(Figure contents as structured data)
+++

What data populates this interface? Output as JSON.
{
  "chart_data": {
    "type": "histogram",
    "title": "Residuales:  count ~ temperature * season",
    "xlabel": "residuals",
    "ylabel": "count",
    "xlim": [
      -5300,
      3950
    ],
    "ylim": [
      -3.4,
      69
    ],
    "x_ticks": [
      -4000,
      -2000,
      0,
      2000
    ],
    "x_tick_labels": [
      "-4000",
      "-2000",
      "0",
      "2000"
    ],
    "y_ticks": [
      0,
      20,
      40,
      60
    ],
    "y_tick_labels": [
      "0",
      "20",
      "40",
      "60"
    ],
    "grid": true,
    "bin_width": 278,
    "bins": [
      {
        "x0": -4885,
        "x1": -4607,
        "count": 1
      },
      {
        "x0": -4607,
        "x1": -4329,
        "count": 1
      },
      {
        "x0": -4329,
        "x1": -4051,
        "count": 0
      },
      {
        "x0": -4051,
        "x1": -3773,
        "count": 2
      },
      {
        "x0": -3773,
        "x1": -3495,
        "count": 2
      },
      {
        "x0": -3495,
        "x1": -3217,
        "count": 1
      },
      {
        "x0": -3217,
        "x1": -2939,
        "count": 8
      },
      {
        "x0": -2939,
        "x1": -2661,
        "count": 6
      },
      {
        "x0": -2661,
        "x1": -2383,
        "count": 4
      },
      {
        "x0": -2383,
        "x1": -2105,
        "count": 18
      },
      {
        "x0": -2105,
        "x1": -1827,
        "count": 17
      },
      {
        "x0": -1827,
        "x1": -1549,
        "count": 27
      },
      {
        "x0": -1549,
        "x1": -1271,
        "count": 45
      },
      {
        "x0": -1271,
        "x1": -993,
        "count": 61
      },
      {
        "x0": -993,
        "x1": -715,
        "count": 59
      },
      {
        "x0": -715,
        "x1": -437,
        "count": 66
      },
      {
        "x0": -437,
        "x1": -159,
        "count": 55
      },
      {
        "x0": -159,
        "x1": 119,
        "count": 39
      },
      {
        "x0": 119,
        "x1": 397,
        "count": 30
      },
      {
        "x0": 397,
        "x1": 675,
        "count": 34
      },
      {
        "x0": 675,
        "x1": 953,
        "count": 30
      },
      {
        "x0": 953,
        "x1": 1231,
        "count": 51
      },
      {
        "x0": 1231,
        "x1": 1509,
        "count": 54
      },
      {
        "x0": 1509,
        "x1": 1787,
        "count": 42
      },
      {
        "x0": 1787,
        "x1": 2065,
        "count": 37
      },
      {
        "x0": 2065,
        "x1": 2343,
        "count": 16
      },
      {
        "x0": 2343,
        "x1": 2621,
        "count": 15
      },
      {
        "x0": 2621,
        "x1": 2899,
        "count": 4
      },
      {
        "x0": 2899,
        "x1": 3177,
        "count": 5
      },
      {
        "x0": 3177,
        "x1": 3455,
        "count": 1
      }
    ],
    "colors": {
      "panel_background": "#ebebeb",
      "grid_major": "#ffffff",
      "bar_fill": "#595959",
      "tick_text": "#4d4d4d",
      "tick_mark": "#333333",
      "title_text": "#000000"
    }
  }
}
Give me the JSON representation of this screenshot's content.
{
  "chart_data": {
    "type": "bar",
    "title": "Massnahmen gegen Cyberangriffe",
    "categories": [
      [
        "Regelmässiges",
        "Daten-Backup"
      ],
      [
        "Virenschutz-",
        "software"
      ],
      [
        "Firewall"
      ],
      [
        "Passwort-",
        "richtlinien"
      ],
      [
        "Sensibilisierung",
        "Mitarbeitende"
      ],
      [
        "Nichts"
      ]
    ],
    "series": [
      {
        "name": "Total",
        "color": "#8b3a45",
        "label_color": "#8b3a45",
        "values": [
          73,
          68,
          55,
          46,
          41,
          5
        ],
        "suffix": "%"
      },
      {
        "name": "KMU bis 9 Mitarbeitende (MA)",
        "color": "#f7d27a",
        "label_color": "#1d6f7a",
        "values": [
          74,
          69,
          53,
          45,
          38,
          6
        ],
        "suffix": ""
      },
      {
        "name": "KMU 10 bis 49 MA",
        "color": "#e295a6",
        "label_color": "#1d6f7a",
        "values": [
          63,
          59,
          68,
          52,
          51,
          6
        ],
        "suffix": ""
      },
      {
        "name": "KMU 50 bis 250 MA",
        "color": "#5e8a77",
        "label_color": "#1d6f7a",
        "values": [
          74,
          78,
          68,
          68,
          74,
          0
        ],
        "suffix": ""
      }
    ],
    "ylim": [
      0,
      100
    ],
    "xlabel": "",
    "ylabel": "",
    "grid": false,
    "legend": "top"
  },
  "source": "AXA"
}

+++

* [INSTRUCTIONS FOR THE TASK]: Count every line in the preceding entries where the string "name" appears, then state only the total.

* [ANSWER TO THIS TASK]: 4